───── Entries supplied

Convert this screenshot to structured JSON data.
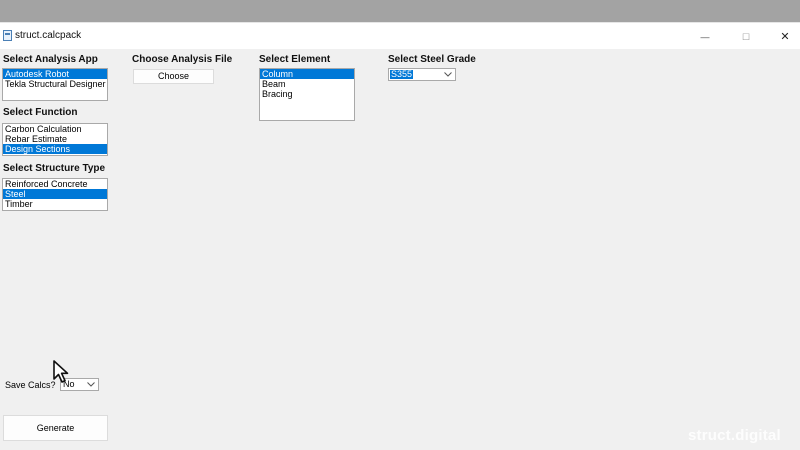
{
  "window": {
    "title": "struct.calcpack"
  },
  "controls": {
    "minimize": "—",
    "maximize": "☐",
    "close": "✕"
  },
  "analysis_app": {
    "heading": "Select Analysis App",
    "items": [
      {
        "label": "Autodesk Robot",
        "selected": true
      },
      {
        "label": "Tekla Structural Designer",
        "selected": false
      }
    ]
  },
  "function": {
    "heading": "Select Function",
    "items": [
      {
        "label": "Carbon Calculation",
        "selected": false
      },
      {
        "label": "Rebar Estimate",
        "selected": false
      },
      {
        "label": "Design Sections",
        "selected": true
      }
    ]
  },
  "structure_type": {
    "heading": "Select Structure Type",
    "items": [
      {
        "label": "Reinforced Concrete",
        "selected": false
      },
      {
        "label": "Steel",
        "selected": true
      },
      {
        "label": "Timber",
        "selected": false
      }
    ]
  },
  "analysis_file": {
    "heading": "Choose Analysis File",
    "button": "Choose"
  },
  "element": {
    "heading": "Select Element",
    "items": [
      {
        "label": "Column",
        "selected": true
      },
      {
        "label": "Beam",
        "selected": false
      },
      {
        "label": "Bracing",
        "selected": false
      }
    ]
  },
  "steel_grade": {
    "heading": "Select Steel Grade",
    "value": "S355"
  },
  "save_calcs": {
    "label": "Save Calcs?",
    "value": "No"
  },
  "generate": {
    "label": "Generate"
  },
  "watermark": "struct.digital",
  "colors": {
    "selection": "#0078d7",
    "window_bg": "#f0f0f0"
  }
}
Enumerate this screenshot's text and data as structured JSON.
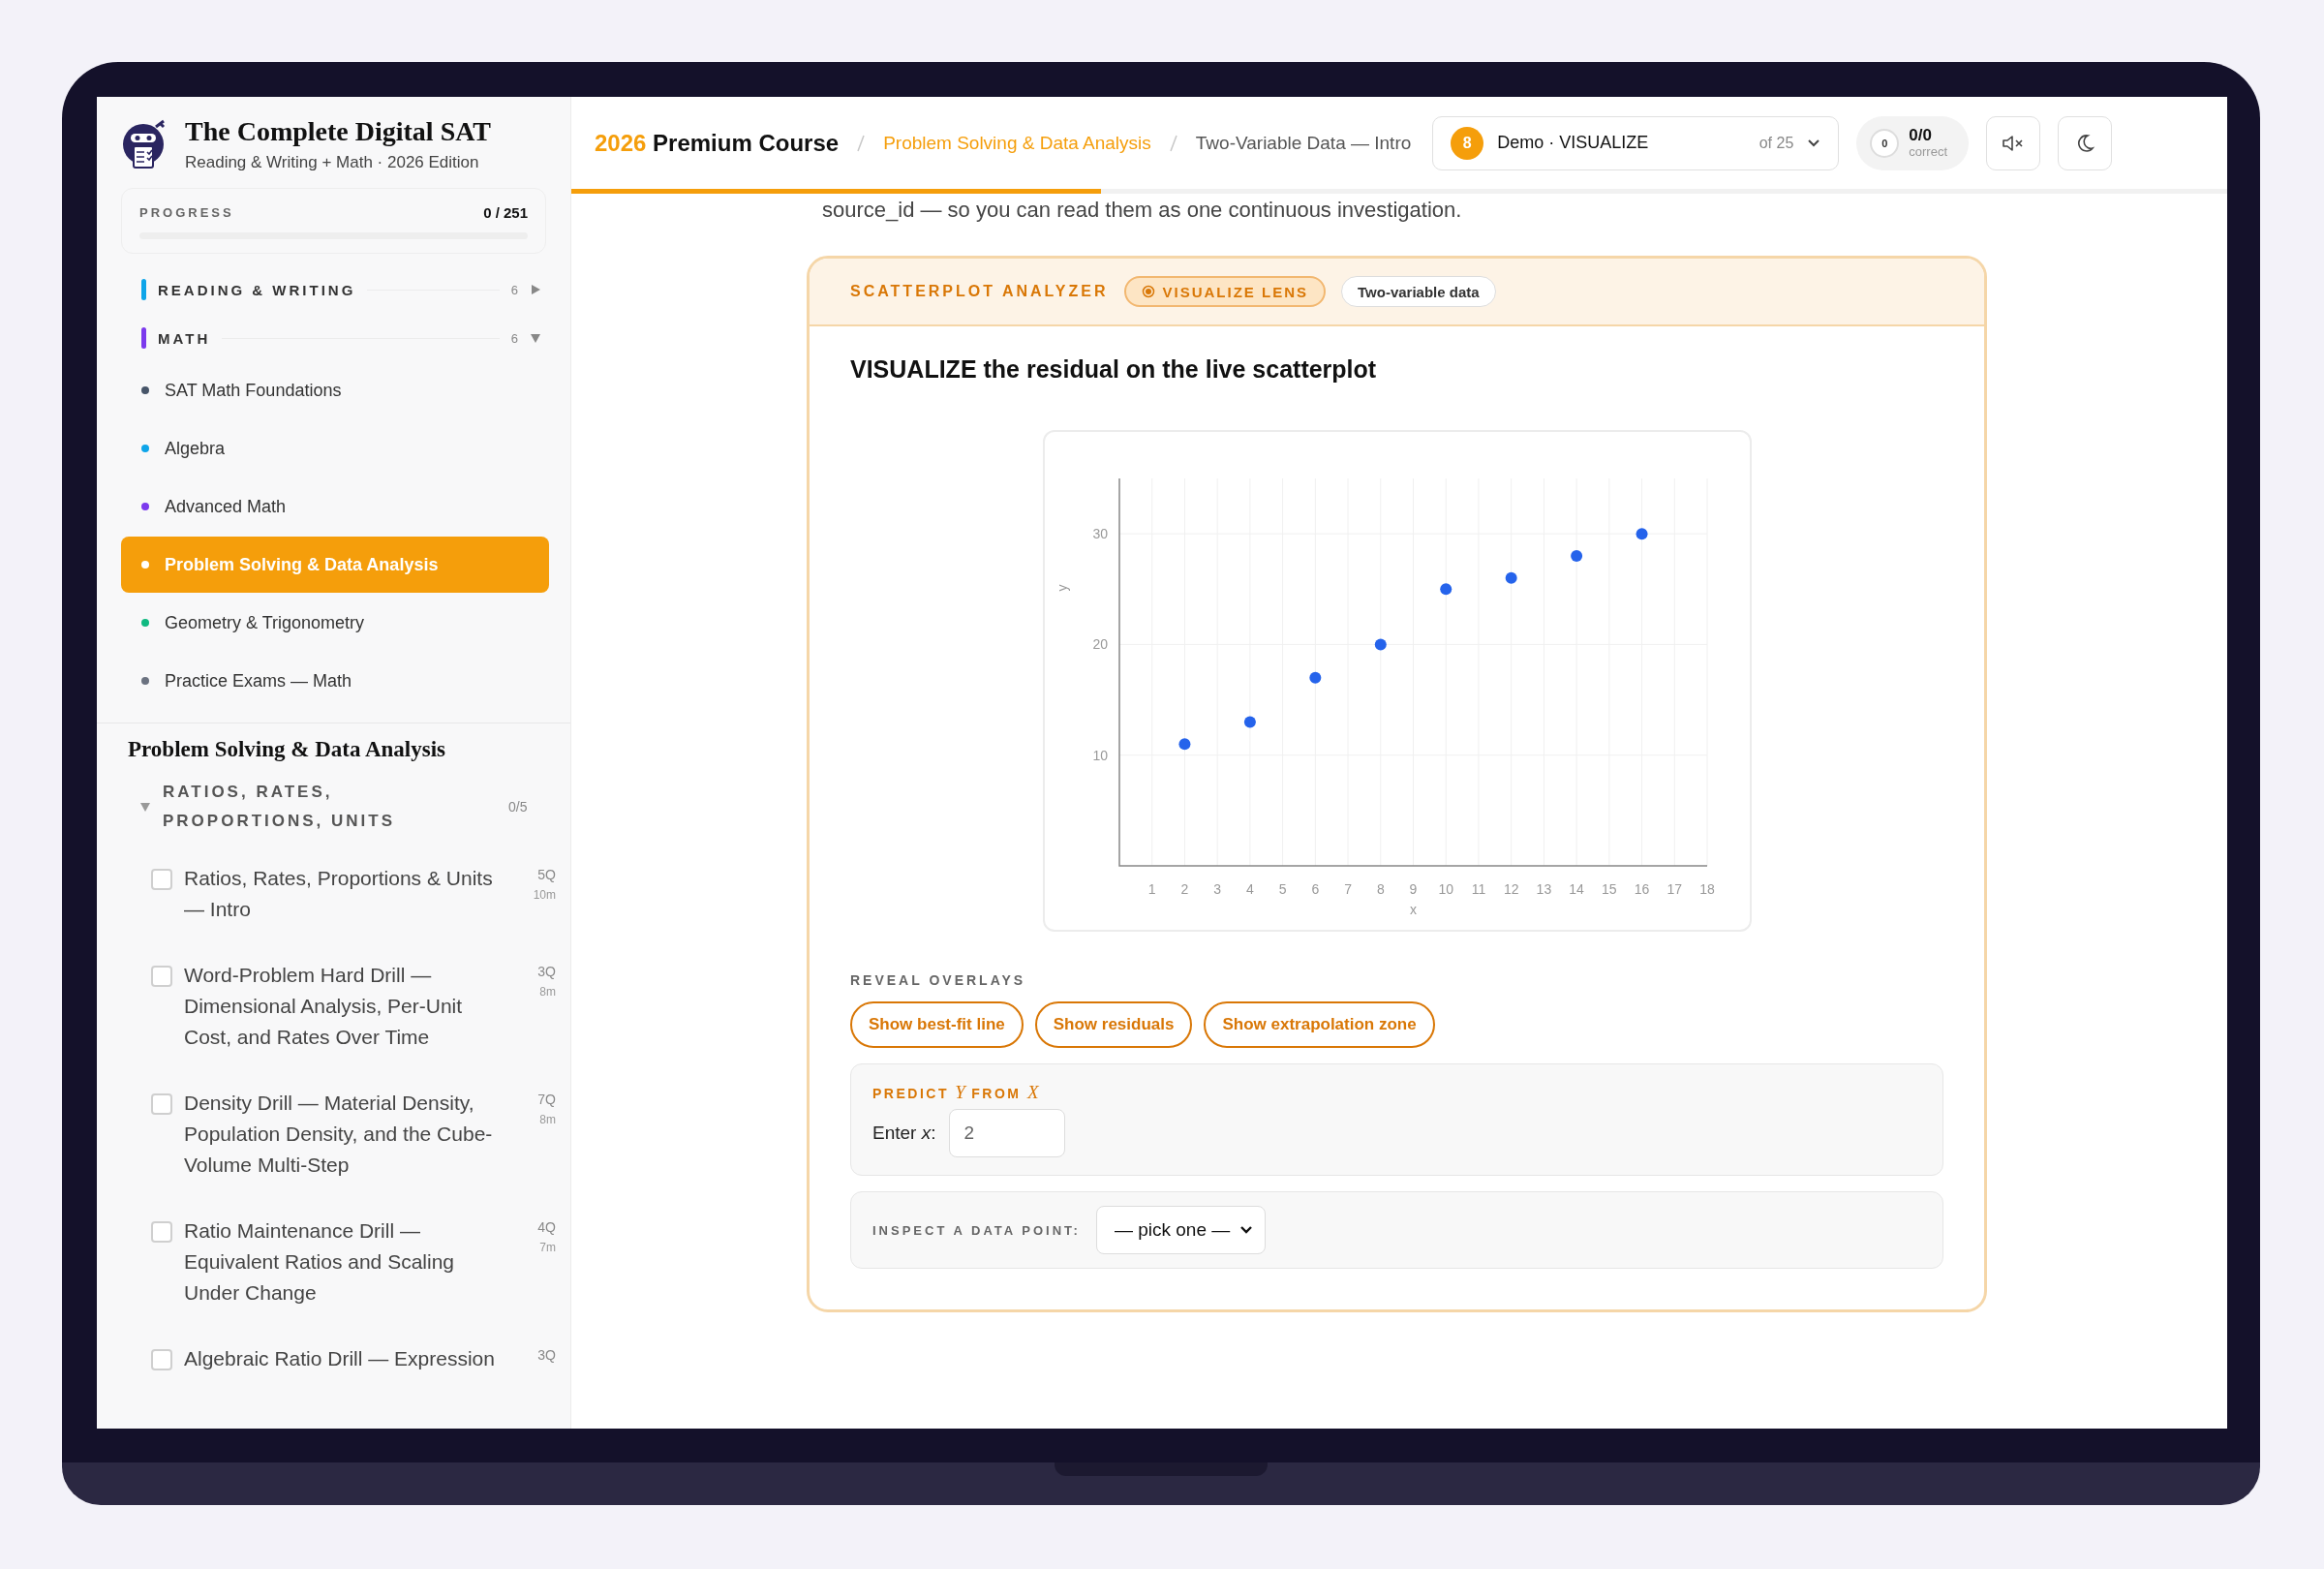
{
  "sidebar": {
    "brand": {
      "title": "The Complete Digital SAT",
      "subtitle": "Reading & Writing + Math · 2026 Edition"
    },
    "progress": {
      "label": "PROGRESS",
      "value": "0 / 251",
      "level": 0
    },
    "sections": [
      {
        "label": "READING & WRITING",
        "count": "6",
        "color": "#0ea5e9",
        "expanded": false
      },
      {
        "label": "MATH",
        "count": "6",
        "color": "#7c3aed",
        "expanded": true
      }
    ],
    "math_items": [
      {
        "label": "SAT Math Foundations",
        "color": "#475569",
        "selected": false
      },
      {
        "label": "Algebra",
        "color": "#0ea5e9",
        "selected": false
      },
      {
        "label": "Advanced Math",
        "color": "#7c3aed",
        "selected": false
      },
      {
        "label": "Problem Solving & Data Analysis",
        "color": "#ffffff",
        "selected": true
      },
      {
        "label": "Geometry & Trigonometry",
        "color": "#10b981",
        "selected": false
      },
      {
        "label": "Practice Exams — Math",
        "color": "#6b7280",
        "selected": false
      }
    ],
    "unit_title": "Problem Solving & Data Analysis",
    "group": {
      "label": "RATIOS, RATES, PROPORTIONS, UNITS",
      "count": "0/5",
      "expanded": true
    },
    "lessons": [
      {
        "title": "Ratios, Rates, Proportions & Units — Intro",
        "questions": "5Q",
        "minutes": "10m",
        "checked": false
      },
      {
        "title": "Word-Problem Hard Drill — Dimensional Analysis, Per-Unit Cost, and Rates Over Time",
        "questions": "3Q",
        "minutes": "8m",
        "checked": false
      },
      {
        "title": "Density Drill — Material Density, Population Density, and the Cube-Volume Multi-Step",
        "questions": "7Q",
        "minutes": "8m",
        "checked": false
      },
      {
        "title": "Ratio Maintenance Drill — Equivalent Ratios and Scaling Under Change",
        "questions": "4Q",
        "minutes": "7m",
        "checked": false
      },
      {
        "title": "Algebraic Ratio Drill — Expression",
        "questions": "3Q",
        "checked": false
      }
    ]
  },
  "topbar": {
    "course_year": "2026",
    "course_name": "Premium Course",
    "breadcrumbs": [
      {
        "label": "Problem Solving & Data Analysis",
        "kind": "link"
      },
      {
        "label": "Two-Variable Data — Intro",
        "kind": "current"
      }
    ],
    "lesson_picker": {
      "number": "8",
      "title": "Demo · VISUALIZE",
      "count": "of 25"
    },
    "score": {
      "ring": "0",
      "value": "0/0",
      "label": "correct"
    },
    "reading_progress": {
      "level": 0.32
    }
  },
  "intro_text": "source_id — so you can read them as one continuous investigation.",
  "analyzer": {
    "title": "SCATTERPLOT ANALYZER",
    "tags": [
      {
        "label": "VISUALIZE LENS",
        "kind": "lens"
      },
      {
        "label": "Two-variable data",
        "kind": "plain"
      }
    ],
    "heading": "VISUALIZE the residual on the live scatterplot",
    "chart_data": {
      "type": "scatter",
      "grid": true,
      "xlabel": "x",
      "ylabel": "y",
      "x": [
        2,
        4,
        6,
        8,
        10,
        12,
        14,
        16
      ],
      "series": [
        {
          "color": "#2563eb",
          "values": [
            11,
            13,
            17,
            20,
            25,
            26,
            28,
            30
          ]
        }
      ],
      "xlim": [
        0,
        18
      ],
      "ylim": [
        0,
        35
      ],
      "xticks": [
        1,
        2,
        3,
        4,
        5,
        6,
        7,
        8,
        9,
        10,
        11,
        12,
        13,
        14,
        15,
        16,
        17,
        18
      ],
      "yticks": [
        10,
        20,
        30
      ]
    },
    "overlays": {
      "label": "REVEAL OVERLAYS",
      "buttons": [
        "Show best-fit line",
        "Show residuals",
        "Show extrapolation zone"
      ]
    },
    "predict": {
      "title": "PREDICT *Y* FROM *X*",
      "label": "Enter *x*:",
      "value": "2"
    },
    "inspect": {
      "label": "INSPECT A DATA POINT:",
      "value": "— pick one —"
    }
  }
}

──────────

*Task objective*.
Using the records given above, list every line that includes the word "minutes".

*Correct answer*.
        "minutes": "10m",
        "minutes": "8m",
        "minutes": "8m",
        "minutes": "7m",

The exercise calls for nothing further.